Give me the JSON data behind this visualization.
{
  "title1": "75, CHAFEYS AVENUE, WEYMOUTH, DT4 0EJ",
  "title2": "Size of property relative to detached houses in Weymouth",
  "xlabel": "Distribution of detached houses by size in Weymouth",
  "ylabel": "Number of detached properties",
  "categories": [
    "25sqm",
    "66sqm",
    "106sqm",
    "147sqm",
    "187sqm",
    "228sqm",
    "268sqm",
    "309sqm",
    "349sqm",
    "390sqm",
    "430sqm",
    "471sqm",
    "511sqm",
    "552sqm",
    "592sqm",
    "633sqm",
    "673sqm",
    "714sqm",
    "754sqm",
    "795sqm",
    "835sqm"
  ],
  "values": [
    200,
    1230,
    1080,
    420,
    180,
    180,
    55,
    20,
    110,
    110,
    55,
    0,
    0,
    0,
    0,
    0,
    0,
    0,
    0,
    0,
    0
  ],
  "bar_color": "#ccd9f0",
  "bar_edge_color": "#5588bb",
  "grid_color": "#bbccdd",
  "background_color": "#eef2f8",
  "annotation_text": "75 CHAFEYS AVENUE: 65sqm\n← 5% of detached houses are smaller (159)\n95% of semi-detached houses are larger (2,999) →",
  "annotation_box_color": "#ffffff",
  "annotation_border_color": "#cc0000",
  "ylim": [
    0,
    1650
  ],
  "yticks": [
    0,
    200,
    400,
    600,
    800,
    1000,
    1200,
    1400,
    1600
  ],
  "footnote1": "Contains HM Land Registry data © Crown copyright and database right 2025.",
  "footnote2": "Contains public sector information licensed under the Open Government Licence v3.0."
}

-.-.-

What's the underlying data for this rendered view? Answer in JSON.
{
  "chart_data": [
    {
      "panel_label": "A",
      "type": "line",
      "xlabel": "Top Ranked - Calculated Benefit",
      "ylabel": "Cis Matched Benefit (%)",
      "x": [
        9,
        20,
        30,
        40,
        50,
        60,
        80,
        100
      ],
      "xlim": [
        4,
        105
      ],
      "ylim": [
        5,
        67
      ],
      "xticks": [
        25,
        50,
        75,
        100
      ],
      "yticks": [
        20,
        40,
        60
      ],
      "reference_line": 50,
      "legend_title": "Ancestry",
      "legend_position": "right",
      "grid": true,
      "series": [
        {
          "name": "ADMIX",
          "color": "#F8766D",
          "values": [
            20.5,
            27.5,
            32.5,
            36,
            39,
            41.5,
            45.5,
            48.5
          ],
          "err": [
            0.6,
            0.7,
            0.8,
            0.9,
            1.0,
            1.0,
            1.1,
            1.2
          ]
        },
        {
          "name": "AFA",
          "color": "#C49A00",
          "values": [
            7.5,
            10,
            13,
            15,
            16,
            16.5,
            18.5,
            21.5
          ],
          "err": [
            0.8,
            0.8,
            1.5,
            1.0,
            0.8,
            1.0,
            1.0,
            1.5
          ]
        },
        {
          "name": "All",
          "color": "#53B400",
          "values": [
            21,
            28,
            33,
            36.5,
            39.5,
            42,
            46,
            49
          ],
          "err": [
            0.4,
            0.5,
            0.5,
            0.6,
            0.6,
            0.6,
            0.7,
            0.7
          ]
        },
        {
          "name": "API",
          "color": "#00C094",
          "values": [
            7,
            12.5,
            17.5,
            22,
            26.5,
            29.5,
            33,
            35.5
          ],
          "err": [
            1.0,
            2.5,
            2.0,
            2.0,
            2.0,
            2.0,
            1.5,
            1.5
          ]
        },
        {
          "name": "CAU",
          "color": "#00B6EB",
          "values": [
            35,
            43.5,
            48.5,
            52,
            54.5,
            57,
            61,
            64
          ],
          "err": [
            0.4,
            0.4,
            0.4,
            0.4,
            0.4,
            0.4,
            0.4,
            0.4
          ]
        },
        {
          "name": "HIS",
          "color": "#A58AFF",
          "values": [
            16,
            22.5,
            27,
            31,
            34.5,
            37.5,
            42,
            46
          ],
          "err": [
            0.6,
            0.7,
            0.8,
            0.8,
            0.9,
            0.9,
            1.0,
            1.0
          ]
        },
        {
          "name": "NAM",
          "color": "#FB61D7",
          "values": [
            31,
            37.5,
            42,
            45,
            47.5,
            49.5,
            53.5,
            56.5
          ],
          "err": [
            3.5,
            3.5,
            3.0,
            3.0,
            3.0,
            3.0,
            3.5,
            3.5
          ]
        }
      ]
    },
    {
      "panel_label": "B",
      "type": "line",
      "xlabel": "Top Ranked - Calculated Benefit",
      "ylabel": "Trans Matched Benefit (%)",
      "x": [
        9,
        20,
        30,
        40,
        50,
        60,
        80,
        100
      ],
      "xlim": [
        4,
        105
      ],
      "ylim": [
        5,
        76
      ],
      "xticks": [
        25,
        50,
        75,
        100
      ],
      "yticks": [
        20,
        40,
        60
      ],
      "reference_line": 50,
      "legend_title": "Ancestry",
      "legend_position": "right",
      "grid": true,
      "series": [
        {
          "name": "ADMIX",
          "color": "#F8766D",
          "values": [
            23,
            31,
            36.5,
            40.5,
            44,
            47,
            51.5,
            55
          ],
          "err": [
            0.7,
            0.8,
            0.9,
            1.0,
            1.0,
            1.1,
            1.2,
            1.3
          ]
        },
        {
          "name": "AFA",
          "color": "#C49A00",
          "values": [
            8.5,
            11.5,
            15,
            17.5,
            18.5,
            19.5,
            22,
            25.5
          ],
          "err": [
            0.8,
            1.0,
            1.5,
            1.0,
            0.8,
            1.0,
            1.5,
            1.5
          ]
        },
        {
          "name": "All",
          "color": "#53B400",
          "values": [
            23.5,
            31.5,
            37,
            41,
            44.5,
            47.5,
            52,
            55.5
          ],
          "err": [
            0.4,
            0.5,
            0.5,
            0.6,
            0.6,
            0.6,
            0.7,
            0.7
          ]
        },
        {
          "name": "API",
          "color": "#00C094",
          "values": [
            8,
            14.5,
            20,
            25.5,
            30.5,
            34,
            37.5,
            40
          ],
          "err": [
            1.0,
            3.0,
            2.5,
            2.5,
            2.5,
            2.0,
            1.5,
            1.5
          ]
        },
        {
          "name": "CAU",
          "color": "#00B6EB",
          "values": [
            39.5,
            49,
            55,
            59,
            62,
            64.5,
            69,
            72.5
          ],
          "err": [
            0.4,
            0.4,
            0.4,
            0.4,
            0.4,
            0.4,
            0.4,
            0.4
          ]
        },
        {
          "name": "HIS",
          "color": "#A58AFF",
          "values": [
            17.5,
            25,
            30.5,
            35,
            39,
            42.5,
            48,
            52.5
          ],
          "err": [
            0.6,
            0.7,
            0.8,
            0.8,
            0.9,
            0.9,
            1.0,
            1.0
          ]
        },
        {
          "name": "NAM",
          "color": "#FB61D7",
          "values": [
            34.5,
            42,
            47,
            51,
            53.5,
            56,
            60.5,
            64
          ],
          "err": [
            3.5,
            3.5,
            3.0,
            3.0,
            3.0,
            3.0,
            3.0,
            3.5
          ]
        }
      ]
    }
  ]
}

-.-.-

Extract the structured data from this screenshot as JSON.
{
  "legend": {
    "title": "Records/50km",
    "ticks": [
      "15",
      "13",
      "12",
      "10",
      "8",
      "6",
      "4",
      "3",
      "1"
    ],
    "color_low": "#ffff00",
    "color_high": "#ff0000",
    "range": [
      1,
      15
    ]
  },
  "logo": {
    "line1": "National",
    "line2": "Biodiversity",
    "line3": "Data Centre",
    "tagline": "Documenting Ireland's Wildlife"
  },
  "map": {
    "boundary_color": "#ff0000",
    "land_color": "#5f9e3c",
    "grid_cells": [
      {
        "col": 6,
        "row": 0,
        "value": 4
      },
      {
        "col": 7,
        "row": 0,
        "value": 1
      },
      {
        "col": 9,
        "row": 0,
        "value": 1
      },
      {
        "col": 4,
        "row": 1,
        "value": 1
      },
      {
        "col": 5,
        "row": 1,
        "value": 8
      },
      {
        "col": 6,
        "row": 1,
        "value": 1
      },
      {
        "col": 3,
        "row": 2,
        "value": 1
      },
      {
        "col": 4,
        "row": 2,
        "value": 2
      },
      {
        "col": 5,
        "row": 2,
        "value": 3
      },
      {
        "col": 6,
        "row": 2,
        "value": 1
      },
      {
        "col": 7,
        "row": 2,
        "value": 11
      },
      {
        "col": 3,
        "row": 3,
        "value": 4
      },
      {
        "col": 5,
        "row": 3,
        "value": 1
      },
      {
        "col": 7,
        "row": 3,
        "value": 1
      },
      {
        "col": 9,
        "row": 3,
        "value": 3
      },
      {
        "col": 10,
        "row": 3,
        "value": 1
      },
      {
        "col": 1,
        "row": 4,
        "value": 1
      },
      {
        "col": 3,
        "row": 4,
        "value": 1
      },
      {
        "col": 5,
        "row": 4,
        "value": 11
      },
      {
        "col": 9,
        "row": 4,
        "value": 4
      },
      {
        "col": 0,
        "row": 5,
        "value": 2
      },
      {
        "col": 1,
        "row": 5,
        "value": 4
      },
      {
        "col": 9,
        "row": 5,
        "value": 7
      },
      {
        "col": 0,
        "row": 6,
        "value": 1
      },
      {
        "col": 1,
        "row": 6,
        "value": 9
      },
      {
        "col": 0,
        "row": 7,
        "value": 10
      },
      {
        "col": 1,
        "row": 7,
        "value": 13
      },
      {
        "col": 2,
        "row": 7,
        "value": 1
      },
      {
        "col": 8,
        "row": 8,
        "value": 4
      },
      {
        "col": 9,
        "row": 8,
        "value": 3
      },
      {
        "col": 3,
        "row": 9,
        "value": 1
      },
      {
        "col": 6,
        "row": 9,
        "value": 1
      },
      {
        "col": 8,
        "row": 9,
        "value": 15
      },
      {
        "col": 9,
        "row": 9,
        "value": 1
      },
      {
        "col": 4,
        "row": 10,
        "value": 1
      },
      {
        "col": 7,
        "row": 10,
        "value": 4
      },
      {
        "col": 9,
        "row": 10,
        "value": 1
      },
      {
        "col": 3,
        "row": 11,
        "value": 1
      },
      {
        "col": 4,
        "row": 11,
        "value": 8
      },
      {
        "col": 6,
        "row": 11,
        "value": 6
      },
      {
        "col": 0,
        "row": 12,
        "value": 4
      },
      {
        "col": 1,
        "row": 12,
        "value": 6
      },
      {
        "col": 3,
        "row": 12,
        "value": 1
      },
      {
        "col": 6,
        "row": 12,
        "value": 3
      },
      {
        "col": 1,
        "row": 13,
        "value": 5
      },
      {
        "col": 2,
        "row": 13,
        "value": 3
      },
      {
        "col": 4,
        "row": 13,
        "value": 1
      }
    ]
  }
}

-.-.-

◆ Set task:
Show every line above in which the word "JSON" occurs.

◆ Complete output:
Give me the JSON data behind this visualization.
What's the underlying data for this rendered view? Answer in JSON.
Extract the structured data from this screenshot as JSON.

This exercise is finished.